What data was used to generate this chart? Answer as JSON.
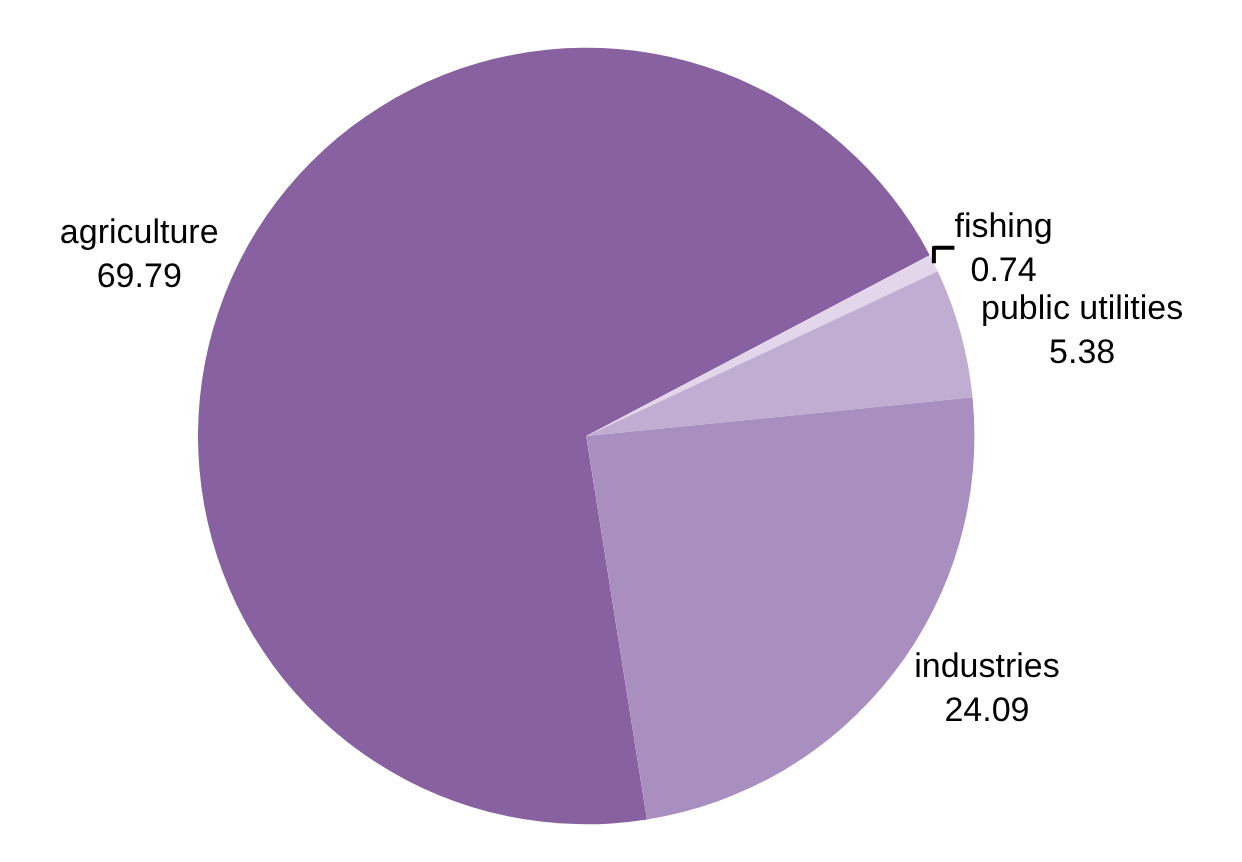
{
  "chart_data": {
    "type": "pie",
    "categories": [
      "agriculture",
      "fishing",
      "public utilities",
      "industries"
    ],
    "values": [
      69.79,
      0.74,
      5.38,
      24.09
    ],
    "colors": [
      "#8861a0",
      "#e3d6ea",
      "#c0aed2",
      "#a98fbf"
    ],
    "data_labels": true
  }
}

(Aim of the exercise): Would you return the data exactly as written, without the pictures?

(Answer to this problem):
What data was used to generate this chart? Answer as JSON.
{
  "chart_data": {
    "type": "pie",
    "categories": [
      "agriculture",
      "fishing",
      "public utilities",
      "industries"
    ],
    "values": [
      69.79,
      0.74,
      5.38,
      24.09
    ],
    "colors": [
      "#8861a0",
      "#e3d6ea",
      "#c0aed2",
      "#a98fbf"
    ],
    "data_labels": true
  }
}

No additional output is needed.